-- Start --

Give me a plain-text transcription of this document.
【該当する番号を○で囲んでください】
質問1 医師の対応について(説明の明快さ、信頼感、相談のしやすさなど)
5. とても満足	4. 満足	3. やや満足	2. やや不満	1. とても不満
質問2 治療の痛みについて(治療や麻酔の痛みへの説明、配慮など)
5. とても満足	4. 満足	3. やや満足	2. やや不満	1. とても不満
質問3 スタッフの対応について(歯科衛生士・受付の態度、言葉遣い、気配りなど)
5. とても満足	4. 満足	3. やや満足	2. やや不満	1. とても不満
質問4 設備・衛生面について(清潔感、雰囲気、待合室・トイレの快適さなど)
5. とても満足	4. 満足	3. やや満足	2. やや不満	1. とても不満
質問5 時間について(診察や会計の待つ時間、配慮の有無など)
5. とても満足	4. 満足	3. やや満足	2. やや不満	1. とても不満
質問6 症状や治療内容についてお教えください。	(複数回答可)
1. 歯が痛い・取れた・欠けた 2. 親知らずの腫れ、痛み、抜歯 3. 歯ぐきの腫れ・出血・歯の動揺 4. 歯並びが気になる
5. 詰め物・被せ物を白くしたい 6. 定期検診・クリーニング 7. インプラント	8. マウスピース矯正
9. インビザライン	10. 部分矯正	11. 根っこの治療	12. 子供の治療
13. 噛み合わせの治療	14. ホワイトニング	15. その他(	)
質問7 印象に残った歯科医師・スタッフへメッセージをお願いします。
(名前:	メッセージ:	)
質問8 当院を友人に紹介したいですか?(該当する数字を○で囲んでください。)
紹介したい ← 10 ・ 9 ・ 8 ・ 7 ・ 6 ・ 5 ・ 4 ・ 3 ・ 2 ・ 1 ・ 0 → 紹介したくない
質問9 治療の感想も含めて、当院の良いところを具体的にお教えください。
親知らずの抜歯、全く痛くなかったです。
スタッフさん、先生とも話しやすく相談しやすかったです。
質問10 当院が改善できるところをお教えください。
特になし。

-- End --

Short task: Please reproduce the entire listing, exactly as shown.

Exercise result:
Give me a plain-text transcription of this document.
【該当する番号を○で囲んでください】
質問1 医師の対応について(説明の明快さ、信頼感、相談のしやすさなど)
5. とても満足	4. 満足	3. やや満足	2. やや不満	1. とても不満
質問2 治療の痛みについて(治療や麻酔の痛みへの説明、配慮など)
5. とても満足	4. 満足	3. やや満足	2. やや不満	1. とても不満
質問3 スタッフの対応について(歯科衛生士・受付の態度、言葉遣い、気配りなど)
5. とても満足	4. 満足	3. やや満足	2. やや不満	1. とても不満
質問4 設備・衛生面について(清潔感、雰囲気、待合室・トイレの快適さなど)
5. とても満足	4. 満足	3. やや満足	2. やや不満	1. とても不満
質問5 時間について(診察や会計の待つ時間、配慮の有無など)
5. とても満足	4. 満足	3. やや満足	2. やや不満	1. とても不満
質問6 症状や治療内容についてお教えください。	(複数回答可)
1. 歯が痛い・取れた・欠けた 2. 親知らずの腫れ、痛み、抜歯 3. 歯ぐきの腫れ・出血・歯の動揺 4. 歯並びが気になる
5. 詰め物・被せ物を白くしたい 6. 定期検診・クリーニング 7. インプラント	8. マウスピース矯正
9. インビザライン	10. 部分矯正	11. 根っこの治療	12. 子供の治療
13. 噛み合わせの治療	14. ホワイトニング	15. その他(	)
質問7 印象に残った歯科医師・スタッフへメッセージをお願いします。
(名前:	メッセージ:	)
質問8 当院を友人に紹介したいですか?(該当する数字を○で囲んでください。)
紹介したい ← 10 ・ 9 ・ 8 ・ 7 ・ 6 ・ 5 ・ 4 ・ 3 ・ 2 ・ 1 ・ 0 → 紹介したくない
質問9 治療の感想も含めて、当院の良いところを具体的にお教えください。
親知らずの抜歯、全く痛くなかったです。
スタッフさん、先生とも話しやすく相談しやすかったです。
質問10 当院が改善できるところをお教えください。
特になし。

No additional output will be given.